** start of Source data **

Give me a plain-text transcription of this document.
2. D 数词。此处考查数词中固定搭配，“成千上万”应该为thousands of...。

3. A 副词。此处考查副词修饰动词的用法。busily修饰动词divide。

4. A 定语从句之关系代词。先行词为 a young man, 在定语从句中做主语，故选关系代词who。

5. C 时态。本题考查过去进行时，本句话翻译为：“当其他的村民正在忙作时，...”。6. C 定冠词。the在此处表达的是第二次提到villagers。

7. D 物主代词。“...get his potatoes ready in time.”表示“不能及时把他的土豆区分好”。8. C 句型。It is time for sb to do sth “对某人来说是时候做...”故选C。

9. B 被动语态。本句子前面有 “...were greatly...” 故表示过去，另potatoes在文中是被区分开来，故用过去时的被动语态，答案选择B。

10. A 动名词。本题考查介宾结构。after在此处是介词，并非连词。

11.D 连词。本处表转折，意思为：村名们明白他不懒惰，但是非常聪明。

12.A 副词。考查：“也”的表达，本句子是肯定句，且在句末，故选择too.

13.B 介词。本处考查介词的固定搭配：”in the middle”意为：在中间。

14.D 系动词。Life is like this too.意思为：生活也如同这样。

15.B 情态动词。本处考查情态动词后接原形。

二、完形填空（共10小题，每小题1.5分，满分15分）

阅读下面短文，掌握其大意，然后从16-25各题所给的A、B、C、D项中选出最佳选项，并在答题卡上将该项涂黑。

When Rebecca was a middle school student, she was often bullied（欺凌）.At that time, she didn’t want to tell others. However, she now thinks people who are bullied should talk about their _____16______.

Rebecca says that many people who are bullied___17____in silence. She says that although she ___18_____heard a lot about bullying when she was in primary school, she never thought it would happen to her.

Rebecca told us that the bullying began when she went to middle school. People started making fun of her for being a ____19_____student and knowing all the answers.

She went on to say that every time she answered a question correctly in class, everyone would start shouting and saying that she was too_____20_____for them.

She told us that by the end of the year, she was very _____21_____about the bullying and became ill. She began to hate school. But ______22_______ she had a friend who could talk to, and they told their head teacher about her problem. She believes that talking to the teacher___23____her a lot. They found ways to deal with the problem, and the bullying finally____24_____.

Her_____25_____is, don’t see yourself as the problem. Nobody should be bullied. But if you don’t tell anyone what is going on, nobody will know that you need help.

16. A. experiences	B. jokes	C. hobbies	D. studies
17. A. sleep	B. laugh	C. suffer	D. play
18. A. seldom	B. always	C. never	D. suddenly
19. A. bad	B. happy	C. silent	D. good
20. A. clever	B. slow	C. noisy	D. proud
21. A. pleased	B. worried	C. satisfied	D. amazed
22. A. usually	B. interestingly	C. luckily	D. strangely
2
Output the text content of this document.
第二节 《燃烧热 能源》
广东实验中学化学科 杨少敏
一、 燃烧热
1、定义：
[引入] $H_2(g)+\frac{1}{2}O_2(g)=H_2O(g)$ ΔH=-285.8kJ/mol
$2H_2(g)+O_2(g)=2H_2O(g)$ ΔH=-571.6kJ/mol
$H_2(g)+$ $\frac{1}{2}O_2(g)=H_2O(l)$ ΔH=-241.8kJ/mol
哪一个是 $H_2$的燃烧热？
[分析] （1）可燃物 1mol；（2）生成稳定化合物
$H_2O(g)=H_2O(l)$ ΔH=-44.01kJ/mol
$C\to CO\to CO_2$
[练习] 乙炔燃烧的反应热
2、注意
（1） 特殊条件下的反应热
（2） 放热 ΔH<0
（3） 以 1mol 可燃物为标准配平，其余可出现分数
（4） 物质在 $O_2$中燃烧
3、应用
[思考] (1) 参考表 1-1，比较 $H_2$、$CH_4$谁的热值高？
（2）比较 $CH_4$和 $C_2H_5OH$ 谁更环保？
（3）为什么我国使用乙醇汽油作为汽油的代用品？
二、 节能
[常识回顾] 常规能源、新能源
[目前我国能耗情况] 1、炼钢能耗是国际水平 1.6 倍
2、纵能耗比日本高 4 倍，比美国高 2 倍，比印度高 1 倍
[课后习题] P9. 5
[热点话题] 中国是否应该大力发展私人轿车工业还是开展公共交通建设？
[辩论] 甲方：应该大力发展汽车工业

** end of Source data **

• [The task] Copy each line of the records above that carries the word "should".

• [Full response]
When Rebecca was a middle school student, she was often bullied（欺凌）.At that time, she didn’t want to tell others. However, she now thinks people who are bullied should talk about their _____16______.
Her_____25_____is, don’t see yourself as the problem. Nobody should be bullied. But if you don’t tell anyone what is going on, nobody will know that you need help.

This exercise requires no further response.